-- Information shown --

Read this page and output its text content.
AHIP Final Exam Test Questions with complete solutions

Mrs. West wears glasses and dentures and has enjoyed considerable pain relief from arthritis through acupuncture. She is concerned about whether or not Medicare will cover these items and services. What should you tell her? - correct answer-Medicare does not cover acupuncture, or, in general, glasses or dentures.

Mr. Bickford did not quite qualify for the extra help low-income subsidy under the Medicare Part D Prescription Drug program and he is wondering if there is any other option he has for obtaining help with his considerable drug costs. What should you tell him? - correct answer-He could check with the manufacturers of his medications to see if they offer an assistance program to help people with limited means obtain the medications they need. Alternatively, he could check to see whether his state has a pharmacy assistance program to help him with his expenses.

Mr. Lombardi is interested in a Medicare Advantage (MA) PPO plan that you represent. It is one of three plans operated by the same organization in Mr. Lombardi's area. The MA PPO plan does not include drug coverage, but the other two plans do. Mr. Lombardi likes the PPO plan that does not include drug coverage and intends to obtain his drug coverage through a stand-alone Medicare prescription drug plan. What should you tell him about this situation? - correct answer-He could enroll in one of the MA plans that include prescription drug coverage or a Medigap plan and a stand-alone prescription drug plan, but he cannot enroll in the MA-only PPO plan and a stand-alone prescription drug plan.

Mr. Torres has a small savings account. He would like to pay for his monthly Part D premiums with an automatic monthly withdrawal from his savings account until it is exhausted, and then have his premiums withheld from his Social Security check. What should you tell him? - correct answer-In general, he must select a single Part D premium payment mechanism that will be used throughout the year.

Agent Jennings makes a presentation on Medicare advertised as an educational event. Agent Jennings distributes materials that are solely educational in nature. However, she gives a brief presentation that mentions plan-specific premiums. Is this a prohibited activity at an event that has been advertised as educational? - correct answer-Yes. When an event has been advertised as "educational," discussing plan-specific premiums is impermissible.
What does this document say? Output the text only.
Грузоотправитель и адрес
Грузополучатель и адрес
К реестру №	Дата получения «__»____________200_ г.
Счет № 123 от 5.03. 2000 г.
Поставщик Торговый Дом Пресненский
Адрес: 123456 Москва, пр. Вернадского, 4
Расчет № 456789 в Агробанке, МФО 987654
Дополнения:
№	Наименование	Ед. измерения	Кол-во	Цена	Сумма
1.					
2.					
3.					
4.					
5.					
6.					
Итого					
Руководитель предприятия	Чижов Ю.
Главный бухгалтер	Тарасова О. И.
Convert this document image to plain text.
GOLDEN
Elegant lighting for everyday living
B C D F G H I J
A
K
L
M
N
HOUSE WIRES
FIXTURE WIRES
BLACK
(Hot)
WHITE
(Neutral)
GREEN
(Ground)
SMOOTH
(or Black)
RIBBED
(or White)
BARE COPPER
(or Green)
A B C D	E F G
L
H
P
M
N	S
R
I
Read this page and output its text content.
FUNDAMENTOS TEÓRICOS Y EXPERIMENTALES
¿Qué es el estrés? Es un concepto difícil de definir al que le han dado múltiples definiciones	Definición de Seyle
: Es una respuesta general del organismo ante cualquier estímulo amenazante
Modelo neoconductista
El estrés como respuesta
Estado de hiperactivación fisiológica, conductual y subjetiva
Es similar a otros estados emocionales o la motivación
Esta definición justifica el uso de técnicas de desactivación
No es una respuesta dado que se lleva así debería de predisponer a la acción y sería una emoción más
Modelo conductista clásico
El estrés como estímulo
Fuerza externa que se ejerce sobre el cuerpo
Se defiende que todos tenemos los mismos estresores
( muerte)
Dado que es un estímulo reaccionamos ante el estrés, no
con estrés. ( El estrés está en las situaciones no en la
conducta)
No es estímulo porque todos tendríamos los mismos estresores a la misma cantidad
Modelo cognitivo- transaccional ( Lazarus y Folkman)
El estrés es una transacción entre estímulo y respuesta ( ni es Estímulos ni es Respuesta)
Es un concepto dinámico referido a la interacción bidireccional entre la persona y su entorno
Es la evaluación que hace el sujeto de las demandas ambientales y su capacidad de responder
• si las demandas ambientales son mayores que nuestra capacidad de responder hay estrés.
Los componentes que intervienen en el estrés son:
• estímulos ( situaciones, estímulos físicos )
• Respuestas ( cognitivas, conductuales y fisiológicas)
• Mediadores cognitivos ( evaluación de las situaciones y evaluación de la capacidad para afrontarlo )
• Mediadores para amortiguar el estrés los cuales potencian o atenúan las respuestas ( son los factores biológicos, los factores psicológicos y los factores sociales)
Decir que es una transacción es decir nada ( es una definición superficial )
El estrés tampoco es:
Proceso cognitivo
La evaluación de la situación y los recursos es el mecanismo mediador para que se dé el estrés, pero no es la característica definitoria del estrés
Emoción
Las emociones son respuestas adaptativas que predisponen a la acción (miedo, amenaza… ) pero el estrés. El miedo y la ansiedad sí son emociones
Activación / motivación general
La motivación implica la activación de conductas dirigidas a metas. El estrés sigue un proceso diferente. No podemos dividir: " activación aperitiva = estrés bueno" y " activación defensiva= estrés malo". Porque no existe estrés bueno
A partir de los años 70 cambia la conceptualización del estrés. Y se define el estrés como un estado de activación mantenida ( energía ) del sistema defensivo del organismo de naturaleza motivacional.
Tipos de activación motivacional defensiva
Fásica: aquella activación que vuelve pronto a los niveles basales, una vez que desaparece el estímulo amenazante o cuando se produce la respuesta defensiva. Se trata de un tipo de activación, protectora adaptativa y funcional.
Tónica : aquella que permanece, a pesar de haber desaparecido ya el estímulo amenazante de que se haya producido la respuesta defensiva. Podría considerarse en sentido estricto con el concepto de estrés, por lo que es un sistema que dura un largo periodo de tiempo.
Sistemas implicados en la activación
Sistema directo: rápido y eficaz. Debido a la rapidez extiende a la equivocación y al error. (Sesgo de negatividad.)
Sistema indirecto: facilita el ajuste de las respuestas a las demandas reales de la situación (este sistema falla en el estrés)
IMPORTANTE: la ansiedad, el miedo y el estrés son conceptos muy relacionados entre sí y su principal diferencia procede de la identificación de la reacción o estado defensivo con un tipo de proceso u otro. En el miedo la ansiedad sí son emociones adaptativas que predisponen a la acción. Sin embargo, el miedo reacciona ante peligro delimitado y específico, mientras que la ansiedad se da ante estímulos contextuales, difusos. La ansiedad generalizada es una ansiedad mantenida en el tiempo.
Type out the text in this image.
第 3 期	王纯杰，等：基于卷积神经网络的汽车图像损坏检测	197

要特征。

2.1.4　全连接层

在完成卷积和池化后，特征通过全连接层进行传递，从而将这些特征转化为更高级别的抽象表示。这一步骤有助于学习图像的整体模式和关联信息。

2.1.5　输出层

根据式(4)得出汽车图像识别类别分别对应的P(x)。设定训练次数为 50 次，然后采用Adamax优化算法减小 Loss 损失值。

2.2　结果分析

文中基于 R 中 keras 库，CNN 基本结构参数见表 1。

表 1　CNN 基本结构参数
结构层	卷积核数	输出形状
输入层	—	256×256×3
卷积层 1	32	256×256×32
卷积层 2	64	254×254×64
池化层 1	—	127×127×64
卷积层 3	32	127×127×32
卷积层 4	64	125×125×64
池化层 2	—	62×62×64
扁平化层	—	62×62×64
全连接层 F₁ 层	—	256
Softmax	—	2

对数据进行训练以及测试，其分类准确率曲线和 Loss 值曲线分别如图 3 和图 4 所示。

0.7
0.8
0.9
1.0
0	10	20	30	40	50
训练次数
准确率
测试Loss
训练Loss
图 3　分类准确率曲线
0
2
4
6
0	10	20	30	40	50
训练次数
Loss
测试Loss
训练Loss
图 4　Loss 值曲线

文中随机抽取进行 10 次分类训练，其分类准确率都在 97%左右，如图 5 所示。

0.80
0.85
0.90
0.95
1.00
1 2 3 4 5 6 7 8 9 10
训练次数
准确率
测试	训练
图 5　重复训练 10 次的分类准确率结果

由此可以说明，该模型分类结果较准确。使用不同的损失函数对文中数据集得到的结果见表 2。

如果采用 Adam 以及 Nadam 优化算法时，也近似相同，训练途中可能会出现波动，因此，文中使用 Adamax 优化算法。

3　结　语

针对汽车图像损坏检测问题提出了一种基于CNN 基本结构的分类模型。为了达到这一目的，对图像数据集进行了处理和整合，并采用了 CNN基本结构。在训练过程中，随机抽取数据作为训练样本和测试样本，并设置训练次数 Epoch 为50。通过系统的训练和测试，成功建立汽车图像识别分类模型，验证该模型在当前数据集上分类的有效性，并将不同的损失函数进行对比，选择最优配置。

-- Exercise aim --
Where a line of the data holds "demandas", show that line.

-- Task answer --
Es la evaluación que hace el sujeto de las demandas ambientales y su capacidad de responder
• si las demandas ambientales son mayores que nuestra capacidad de responder hay estrés.
Sistema indirecto: facilita el ajuste de las respuestas a las demandas reales de la situación (este sistema falla en el estrés)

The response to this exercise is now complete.